REQUEST » Restate each of the lines given below, word for word.

MATERIAL »
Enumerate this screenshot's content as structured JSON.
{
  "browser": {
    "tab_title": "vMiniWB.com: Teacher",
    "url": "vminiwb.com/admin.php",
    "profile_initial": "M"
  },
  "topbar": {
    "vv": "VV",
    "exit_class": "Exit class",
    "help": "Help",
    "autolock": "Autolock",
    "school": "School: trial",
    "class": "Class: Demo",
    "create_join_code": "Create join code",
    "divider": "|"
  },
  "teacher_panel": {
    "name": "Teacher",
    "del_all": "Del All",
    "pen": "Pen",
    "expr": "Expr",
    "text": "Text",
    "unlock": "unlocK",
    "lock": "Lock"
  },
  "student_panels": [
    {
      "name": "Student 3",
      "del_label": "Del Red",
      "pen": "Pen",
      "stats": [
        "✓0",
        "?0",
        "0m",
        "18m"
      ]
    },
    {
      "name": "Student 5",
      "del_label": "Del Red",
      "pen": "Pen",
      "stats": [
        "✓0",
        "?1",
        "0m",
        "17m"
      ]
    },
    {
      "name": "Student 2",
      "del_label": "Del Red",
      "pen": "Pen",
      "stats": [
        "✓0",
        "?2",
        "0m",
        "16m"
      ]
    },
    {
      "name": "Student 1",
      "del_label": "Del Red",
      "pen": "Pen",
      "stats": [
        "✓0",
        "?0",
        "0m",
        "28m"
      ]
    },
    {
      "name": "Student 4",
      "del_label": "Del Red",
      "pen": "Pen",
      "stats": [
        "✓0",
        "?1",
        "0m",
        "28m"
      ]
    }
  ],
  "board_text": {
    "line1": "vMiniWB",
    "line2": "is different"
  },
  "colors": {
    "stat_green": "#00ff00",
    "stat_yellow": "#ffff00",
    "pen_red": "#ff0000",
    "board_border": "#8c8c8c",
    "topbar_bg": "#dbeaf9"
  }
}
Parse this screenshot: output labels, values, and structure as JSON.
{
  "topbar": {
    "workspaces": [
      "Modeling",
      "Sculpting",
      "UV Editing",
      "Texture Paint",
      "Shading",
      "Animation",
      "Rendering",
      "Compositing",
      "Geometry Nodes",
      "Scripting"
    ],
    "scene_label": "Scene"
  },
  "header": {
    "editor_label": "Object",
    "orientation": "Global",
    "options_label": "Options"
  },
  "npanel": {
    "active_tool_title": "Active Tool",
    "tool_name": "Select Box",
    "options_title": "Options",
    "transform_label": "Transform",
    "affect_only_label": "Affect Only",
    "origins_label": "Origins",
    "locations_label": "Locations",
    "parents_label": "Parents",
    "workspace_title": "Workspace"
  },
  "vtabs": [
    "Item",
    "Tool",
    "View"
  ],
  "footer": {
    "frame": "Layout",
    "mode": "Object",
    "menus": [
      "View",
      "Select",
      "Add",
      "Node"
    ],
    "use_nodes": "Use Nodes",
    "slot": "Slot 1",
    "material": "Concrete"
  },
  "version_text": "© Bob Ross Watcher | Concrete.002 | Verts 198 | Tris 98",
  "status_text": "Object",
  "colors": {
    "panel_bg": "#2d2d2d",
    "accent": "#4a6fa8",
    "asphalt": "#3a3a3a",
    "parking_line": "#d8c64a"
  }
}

TASK ANSWER »
Enumerate this screenshot's content as structured JSON.
{
  "browser": {
    "tab_title": "vMiniWB.com: Teacher",
    "url": "vminiwb.com/admin.php",
    "profile_initial": "M"
  },
  "topbar": {
    "vv": "VV",
    "exit_class": "Exit class",
    "help": "Help",
    "autolock": "Autolock",
    "school": "School: trial",
    "class": "Class: Demo",
    "create_join_code": "Create join code",
    "divider": "|"
  },
  "teacher_panel": {
    "name": "Teacher",
    "del_all": "Del All",
    "pen": "Pen",
    "expr": "Expr",
    "text": "Text",
    "unlock": "unlocK",
    "lock": "Lock"
  },
  "student_panels": [
    {
      "name": "Student 3",
      "del_label": "Del Red",
      "pen": "Pen",
      "stats": [
        "✓0",
        "?0",
        "0m",
        "18m"
      ]
    },
    {
      "name": "Student 5",
      "del_label": "Del Red",
      "pen": "Pen",
      "stats": [
        "✓0",
        "?1",
        "0m",
        "17m"
      ]
    },
    {
      "name": "Student 2",
      "del_label": "Del Red",
      "pen": "Pen",
      "stats": [
        "✓0",
        "?2",
        "0m",
        "16m"
      ]
    },
    {
      "name": "Student 1",
      "del_label": "Del Red",
      "pen": "Pen",
      "stats": [
        "✓0",
        "?0",
        "0m",
        "28m"
      ]
    },
    {
      "name": "Student 4",
      "del_label": "Del Red",
      "pen": "Pen",
      "stats": [
        "✓0",
        "?1",
        "0m",
        "28m"
      ]
    }
  ],
  "board_text": {
    "line1": "vMiniWB",
    "line2": "is different"
  },
  "colors": {
    "stat_green": "#00ff00",
    "stat_yellow": "#ffff00",
    "pen_red": "#ff0000",
    "board_border": "#8c8c8c",
    "topbar_bg": "#dbeaf9"
  }
}
Parse this screenshot: output labels, values, and structure as JSON.
{
  "topbar": {
    "workspaces": [
      "Modeling",
      "Sculpting",
      "UV Editing",
      "Texture Paint",
      "Shading",
      "Animation",
      "Rendering",
      "Compositing",
      "Geometry Nodes",
      "Scripting"
    ],
    "scene_label": "Scene"
  },
  "header": {
    "editor_label": "Object",
    "orientation": "Global",
    "options_label": "Options"
  },
  "npanel": {
    "active_tool_title": "Active Tool",
    "tool_name": "Select Box",
    "options_title": "Options",
    "transform_label": "Transform",
    "affect_only_label": "Affect Only",
    "origins_label": "Origins",
    "locations_label": "Locations",
    "parents_label": "Parents",
    "workspace_title": "Workspace"
  },
  "vtabs": [
    "Item",
    "Tool",
    "View"
  ],
  "footer": {
    "frame": "Layout",
    "mode": "Object",
    "menus": [
      "View",
      "Select",
      "Add",
      "Node"
    ],
    "use_nodes": "Use Nodes",
    "slot": "Slot 1",
    "material": "Concrete"
  },
  "version_text": "© Bob Ross Watcher | Concrete.002 | Verts 198 | Tris 98",
  "status_text": "Object",
  "colors": {
    "panel_bg": "#2d2d2d",
    "accent": "#4a6fa8",
    "asphalt": "#3a3a3a",
    "parking_line": "#d8c64a"
  }
}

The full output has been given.